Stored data
#####

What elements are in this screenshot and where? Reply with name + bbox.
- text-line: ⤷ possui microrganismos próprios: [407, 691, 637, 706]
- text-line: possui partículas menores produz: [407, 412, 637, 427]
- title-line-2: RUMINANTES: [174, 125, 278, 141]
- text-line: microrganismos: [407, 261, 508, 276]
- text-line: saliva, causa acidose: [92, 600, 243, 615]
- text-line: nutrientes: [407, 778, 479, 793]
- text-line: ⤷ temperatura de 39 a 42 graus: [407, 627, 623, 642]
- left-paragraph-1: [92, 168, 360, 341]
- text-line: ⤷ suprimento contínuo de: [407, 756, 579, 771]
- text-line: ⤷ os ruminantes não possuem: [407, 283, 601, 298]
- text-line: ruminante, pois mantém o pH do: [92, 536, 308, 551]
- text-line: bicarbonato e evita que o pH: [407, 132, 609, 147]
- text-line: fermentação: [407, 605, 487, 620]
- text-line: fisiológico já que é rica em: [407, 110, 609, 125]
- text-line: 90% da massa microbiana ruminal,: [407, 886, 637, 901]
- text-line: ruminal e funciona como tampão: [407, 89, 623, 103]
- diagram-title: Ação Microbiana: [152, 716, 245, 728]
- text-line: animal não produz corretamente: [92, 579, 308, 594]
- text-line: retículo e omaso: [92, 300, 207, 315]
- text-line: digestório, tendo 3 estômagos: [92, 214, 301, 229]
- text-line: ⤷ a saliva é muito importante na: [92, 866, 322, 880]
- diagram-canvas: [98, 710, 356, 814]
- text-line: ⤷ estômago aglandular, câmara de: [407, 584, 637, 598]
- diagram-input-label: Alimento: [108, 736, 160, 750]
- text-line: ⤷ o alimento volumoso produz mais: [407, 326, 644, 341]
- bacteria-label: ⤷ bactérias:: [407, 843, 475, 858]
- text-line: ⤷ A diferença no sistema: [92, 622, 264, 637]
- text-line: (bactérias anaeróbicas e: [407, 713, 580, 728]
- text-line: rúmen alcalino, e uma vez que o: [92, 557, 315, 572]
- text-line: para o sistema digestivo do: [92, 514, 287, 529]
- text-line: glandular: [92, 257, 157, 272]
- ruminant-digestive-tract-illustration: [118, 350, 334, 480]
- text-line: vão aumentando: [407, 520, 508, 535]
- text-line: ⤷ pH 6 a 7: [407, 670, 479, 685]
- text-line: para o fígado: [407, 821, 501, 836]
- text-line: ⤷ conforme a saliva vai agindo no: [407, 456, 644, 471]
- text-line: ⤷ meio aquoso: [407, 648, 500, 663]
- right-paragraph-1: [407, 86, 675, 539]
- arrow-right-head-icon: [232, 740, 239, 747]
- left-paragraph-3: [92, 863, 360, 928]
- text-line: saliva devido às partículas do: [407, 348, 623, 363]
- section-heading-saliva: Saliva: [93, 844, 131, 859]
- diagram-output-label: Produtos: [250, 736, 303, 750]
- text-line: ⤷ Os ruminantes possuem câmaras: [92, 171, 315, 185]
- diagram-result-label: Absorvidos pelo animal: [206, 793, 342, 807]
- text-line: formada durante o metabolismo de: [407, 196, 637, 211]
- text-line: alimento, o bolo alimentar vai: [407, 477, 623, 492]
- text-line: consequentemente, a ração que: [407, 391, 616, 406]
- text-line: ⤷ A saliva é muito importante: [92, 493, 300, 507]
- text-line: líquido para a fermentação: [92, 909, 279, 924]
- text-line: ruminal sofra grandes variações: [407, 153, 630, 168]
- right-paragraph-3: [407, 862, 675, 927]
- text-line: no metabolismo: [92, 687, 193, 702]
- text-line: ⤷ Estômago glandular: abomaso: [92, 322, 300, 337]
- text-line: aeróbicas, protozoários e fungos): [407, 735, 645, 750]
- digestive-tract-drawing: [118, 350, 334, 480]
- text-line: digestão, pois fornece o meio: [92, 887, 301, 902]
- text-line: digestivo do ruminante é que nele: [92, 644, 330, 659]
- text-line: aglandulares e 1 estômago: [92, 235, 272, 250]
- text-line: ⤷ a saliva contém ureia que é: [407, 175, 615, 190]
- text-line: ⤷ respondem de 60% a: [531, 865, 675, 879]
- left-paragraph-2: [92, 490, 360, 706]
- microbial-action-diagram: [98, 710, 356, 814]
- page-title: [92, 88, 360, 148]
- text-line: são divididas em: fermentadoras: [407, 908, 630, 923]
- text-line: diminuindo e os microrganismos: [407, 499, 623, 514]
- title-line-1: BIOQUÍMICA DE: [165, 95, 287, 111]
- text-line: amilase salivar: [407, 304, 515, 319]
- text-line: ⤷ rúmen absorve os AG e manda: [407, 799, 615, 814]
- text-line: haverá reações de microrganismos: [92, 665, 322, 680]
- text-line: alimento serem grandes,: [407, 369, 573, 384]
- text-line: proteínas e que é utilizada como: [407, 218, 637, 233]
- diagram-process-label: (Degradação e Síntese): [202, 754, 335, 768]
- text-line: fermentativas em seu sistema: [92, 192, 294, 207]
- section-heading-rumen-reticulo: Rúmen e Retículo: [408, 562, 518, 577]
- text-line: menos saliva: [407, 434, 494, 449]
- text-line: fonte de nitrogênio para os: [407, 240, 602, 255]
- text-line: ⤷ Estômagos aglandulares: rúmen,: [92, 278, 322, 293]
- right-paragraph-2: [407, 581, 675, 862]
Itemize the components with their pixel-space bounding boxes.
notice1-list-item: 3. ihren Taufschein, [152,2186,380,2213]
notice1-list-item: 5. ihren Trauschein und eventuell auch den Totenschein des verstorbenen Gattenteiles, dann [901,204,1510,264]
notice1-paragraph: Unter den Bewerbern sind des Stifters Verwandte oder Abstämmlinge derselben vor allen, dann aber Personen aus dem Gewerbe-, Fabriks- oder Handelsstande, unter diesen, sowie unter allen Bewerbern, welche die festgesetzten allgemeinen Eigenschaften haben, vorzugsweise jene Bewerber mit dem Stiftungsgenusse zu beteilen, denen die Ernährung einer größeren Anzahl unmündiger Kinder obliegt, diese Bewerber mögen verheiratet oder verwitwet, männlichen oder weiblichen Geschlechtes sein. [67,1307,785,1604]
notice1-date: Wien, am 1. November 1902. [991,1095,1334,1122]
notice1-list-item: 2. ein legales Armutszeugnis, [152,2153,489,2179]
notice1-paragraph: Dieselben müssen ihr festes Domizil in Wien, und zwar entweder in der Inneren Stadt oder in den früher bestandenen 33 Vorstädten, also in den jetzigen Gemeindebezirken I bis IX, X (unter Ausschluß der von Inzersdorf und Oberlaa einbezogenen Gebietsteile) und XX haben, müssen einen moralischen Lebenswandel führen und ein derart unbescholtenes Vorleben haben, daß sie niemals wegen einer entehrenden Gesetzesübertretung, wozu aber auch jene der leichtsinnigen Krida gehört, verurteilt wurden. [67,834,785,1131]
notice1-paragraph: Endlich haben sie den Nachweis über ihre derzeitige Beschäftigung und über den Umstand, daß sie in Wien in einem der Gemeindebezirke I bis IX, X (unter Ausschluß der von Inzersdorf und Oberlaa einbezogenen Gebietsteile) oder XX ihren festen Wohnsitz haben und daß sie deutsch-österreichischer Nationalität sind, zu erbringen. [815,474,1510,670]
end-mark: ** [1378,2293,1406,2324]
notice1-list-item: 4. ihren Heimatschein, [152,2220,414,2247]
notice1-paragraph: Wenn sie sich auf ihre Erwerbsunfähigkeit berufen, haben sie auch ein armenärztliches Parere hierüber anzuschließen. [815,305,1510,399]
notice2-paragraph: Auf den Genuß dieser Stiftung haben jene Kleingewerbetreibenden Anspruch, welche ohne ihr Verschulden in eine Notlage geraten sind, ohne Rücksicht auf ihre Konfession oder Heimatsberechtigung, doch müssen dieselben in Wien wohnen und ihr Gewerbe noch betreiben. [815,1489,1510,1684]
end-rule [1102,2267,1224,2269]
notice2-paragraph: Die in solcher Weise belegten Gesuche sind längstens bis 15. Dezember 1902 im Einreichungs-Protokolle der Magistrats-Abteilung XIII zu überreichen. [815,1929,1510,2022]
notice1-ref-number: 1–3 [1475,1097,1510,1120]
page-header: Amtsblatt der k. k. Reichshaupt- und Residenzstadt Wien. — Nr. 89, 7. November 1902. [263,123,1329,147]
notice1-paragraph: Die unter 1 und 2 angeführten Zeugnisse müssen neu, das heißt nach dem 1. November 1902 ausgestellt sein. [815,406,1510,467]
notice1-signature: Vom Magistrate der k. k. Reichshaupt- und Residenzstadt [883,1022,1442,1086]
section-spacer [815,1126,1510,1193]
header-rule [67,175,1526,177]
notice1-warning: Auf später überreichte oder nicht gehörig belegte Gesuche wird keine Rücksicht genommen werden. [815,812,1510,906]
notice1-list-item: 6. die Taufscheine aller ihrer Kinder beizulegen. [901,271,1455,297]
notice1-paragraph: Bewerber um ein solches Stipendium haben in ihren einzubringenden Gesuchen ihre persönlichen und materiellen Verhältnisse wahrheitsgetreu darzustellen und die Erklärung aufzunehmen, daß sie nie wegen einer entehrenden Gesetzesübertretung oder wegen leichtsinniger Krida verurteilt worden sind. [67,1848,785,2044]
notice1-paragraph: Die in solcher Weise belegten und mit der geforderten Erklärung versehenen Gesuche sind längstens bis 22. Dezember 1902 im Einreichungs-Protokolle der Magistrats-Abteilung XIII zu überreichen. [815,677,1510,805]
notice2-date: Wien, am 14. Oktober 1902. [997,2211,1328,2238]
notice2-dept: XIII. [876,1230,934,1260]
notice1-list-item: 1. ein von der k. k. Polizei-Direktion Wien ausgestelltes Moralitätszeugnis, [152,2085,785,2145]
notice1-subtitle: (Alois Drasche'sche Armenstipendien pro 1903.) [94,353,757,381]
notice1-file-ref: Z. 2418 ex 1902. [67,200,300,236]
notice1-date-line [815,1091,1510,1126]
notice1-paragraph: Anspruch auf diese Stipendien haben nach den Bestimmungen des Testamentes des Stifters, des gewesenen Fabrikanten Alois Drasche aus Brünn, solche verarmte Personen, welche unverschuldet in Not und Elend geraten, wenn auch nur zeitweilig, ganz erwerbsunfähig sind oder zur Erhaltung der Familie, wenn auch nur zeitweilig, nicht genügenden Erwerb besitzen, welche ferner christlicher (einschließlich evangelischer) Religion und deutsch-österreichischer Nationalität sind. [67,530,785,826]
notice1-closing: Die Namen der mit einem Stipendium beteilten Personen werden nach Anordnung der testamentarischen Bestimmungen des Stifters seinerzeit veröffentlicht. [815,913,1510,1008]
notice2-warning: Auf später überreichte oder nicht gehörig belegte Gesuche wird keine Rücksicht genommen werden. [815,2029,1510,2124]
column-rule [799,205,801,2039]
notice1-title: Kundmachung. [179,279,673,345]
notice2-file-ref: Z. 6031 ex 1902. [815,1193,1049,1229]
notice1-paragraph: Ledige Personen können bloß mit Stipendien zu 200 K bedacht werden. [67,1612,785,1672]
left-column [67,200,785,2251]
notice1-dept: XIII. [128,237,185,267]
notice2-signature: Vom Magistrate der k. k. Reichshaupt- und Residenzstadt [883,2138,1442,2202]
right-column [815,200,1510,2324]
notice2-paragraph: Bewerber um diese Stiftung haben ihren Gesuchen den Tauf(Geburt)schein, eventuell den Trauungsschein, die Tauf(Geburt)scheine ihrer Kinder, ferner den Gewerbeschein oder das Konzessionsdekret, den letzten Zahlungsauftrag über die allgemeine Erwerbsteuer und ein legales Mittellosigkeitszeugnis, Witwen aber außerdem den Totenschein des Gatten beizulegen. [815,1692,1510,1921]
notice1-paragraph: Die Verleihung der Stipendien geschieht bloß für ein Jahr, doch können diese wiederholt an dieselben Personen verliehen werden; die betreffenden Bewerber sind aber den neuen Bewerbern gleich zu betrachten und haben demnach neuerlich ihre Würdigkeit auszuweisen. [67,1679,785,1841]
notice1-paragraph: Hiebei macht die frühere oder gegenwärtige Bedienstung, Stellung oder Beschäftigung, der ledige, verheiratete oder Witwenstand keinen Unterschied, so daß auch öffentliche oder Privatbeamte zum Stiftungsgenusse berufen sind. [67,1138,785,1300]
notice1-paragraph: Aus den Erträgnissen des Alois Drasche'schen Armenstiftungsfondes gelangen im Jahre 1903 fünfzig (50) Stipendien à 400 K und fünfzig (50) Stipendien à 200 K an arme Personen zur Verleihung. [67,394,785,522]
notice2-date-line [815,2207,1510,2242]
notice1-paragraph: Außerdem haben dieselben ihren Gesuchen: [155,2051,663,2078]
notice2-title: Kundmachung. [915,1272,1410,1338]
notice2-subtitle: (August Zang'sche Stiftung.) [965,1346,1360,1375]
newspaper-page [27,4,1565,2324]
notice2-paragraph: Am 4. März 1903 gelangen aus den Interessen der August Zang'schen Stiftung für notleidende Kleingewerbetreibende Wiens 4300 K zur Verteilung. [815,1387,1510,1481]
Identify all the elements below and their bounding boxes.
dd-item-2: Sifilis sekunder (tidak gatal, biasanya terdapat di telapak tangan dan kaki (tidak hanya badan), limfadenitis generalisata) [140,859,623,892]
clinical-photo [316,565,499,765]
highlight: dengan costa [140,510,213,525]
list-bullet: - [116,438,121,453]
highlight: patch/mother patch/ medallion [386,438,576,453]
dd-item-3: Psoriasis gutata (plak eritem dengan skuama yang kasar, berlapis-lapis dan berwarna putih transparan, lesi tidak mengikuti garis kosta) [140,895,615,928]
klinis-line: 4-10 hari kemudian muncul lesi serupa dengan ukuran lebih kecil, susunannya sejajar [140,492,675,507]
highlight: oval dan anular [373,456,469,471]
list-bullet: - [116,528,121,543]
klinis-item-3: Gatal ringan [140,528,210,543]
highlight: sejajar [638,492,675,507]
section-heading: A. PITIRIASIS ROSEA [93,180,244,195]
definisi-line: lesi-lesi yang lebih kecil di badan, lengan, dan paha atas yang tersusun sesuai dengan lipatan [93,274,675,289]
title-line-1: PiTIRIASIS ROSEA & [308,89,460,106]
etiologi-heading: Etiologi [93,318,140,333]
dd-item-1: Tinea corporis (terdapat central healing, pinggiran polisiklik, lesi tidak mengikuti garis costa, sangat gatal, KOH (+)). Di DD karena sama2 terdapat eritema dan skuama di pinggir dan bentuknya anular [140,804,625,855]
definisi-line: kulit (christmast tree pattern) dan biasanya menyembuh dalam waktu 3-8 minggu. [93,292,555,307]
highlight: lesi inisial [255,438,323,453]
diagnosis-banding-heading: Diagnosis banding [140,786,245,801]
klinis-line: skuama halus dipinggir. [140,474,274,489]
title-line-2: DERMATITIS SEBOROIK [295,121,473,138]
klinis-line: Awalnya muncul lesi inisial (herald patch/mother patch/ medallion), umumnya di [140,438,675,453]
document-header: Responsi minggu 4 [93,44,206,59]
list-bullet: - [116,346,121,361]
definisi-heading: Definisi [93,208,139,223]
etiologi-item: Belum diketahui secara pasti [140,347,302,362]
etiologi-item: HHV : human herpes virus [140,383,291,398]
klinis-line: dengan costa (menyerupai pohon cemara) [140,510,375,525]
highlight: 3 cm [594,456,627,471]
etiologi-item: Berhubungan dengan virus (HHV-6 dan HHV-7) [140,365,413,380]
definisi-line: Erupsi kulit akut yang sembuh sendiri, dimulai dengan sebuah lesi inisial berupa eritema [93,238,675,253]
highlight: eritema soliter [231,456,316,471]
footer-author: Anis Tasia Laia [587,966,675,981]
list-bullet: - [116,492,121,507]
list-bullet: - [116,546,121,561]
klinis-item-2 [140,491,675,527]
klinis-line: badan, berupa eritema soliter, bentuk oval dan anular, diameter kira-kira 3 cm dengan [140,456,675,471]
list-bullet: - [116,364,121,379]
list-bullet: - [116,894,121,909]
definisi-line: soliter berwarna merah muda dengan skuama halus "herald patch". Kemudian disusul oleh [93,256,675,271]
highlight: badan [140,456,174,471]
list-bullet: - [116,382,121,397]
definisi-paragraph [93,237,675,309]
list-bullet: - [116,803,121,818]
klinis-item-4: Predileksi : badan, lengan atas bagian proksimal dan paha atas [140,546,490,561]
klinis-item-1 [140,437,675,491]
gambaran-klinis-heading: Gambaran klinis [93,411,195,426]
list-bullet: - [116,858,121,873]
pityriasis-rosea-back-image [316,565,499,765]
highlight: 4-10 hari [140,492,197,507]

#####

PROBLEM TO SOLVE: Pick out every line above that contains the word "geraten" and copy it.

ANSWER BOX:
notice2-paragraph: Auf den Genuß dieser Stiftung haben jene Kleingewerbetreibenden Anspruch, welche ohne ihr Verschulden in eine Notlage geraten sind, ohne Rücksicht auf ihre Konfession oder Heimatsberechtigung, doch müssen dieselben in Wien wohnen und ihr Gewerbe noch betreiben. [815,1489,1510,1684]
notice1-paragraph: Anspruch auf diese Stipendien haben nach den Bestimmungen des Testamentes des Stifters, des gewesenen Fabrikanten Alois Drasche aus Brünn, solche verarmte Personen, welche unverschuldet in Not und Elend geraten, wenn auch nur zeitweilig, ganz erwerbsunfähig sind oder zur Erhaltung der Familie, wenn auch nur zeitweilig, nicht genügenden Erwerb besitzen, welche ferner christlicher (einschließlich evangelischer) Religion und deutsch-österreichischer Nationalität sind. [67,530,785,826]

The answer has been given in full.